─── Information shown
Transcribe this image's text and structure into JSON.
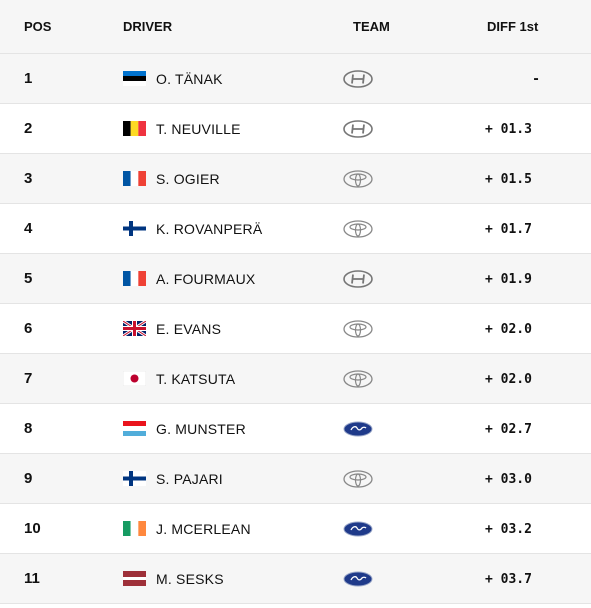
{
  "header": {
    "pos": "POS",
    "driver": "DRIVER",
    "team": "TEAM",
    "diff": "DIFF 1st"
  },
  "colors": {
    "row_alt": "#f6f6f6",
    "row": "#ffffff",
    "border": "#e4e4e4"
  },
  "rows": [
    {
      "pos": "1",
      "flag": "estonia-flag",
      "driver": "O. TÄNAK",
      "team": "hyundai-logo",
      "diff": "-"
    },
    {
      "pos": "2",
      "flag": "belgium-flag",
      "driver": "T. NEUVILLE",
      "team": "hyundai-logo",
      "diff": "+ 01.3"
    },
    {
      "pos": "3",
      "flag": "france-flag",
      "driver": "S. OGIER",
      "team": "toyota-logo",
      "diff": "+ 01.5"
    },
    {
      "pos": "4",
      "flag": "finland-flag",
      "driver": "K. ROVANPERÄ",
      "team": "toyota-logo",
      "diff": "+ 01.7"
    },
    {
      "pos": "5",
      "flag": "france-flag",
      "driver": "A. FOURMAUX",
      "team": "hyundai-logo",
      "diff": "+ 01.9"
    },
    {
      "pos": "6",
      "flag": "uk-flag",
      "driver": "E. EVANS",
      "team": "toyota-logo",
      "diff": "+ 02.0"
    },
    {
      "pos": "7",
      "flag": "japan-flag",
      "driver": "T. KATSUTA",
      "team": "toyota-logo",
      "diff": "+ 02.0"
    },
    {
      "pos": "8",
      "flag": "luxembourg-flag",
      "driver": "G. MUNSTER",
      "team": "ford-logo",
      "diff": "+ 02.7"
    },
    {
      "pos": "9",
      "flag": "finland-flag",
      "driver": "S. PAJARI",
      "team": "toyota-logo",
      "diff": "+ 03.0"
    },
    {
      "pos": "10",
      "flag": "ireland-flag",
      "driver": "J. MCERLEAN",
      "team": "ford-logo",
      "diff": "+ 03.2"
    },
    {
      "pos": "11",
      "flag": "latvia-flag",
      "driver": "M. SESKS",
      "team": "ford-logo",
      "diff": "+ 03.7"
    }
  ]
}
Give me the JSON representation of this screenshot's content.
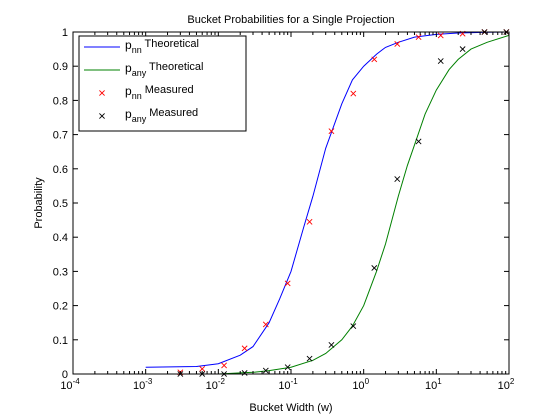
──────
Exercise prompt: Retype the whole listing, keeping every line identical and omitting all pictures.

Finished exercise:
Transcribe this image's text and structure into JSON.
{
  "header": {
    "pos": "POS",
    "driver": "DRIVER",
    "team": "TEAM",
    "diff": "DIFF 1st"
  },
  "colors": {
    "row_alt": "#f6f6f6",
    "row": "#ffffff",
    "border": "#e4e4e4"
  },
  "rows": [
    {
      "pos": "1",
      "flag": "estonia-flag",
      "driver": "O. TÄNAK",
      "team": "hyundai-logo",
      "diff": "-"
    },
    {
      "pos": "2",
      "flag": "belgium-flag",
      "driver": "T. NEUVILLE",
      "team": "hyundai-logo",
      "diff": "+ 01.3"
    },
    {
      "pos": "3",
      "flag": "france-flag",
      "driver": "S. OGIER",
      "team": "toyota-logo",
      "diff": "+ 01.5"
    },
    {
      "pos": "4",
      "flag": "finland-flag",
      "driver": "K. ROVANPERÄ",
      "team": "toyota-logo",
      "diff": "+ 01.7"
    },
    {
      "pos": "5",
      "flag": "france-flag",
      "driver": "A. FOURMAUX",
      "team": "hyundai-logo",
      "diff": "+ 01.9"
    },
    {
      "pos": "6",
      "flag": "uk-flag",
      "driver": "E. EVANS",
      "team": "toyota-logo",
      "diff": "+ 02.0"
    },
    {
      "pos": "7",
      "flag": "japan-flag",
      "driver": "T. KATSUTA",
      "team": "toyota-logo",
      "diff": "+ 02.0"
    },
    {
      "pos": "8",
      "flag": "luxembourg-flag",
      "driver": "G. MUNSTER",
      "team": "ford-logo",
      "diff": "+ 02.7"
    },
    {
      "pos": "9",
      "flag": "finland-flag",
      "driver": "S. PAJARI",
      "team": "toyota-logo",
      "diff": "+ 03.0"
    },
    {
      "pos": "10",
      "flag": "ireland-flag",
      "driver": "J. MCERLEAN",
      "team": "ford-logo",
      "diff": "+ 03.2"
    },
    {
      "pos": "11",
      "flag": "latvia-flag",
      "driver": "M. SESKS",
      "team": "ford-logo",
      "diff": "+ 03.7"
    }
  ]
}
Give me the JSON representation of this screenshot's content.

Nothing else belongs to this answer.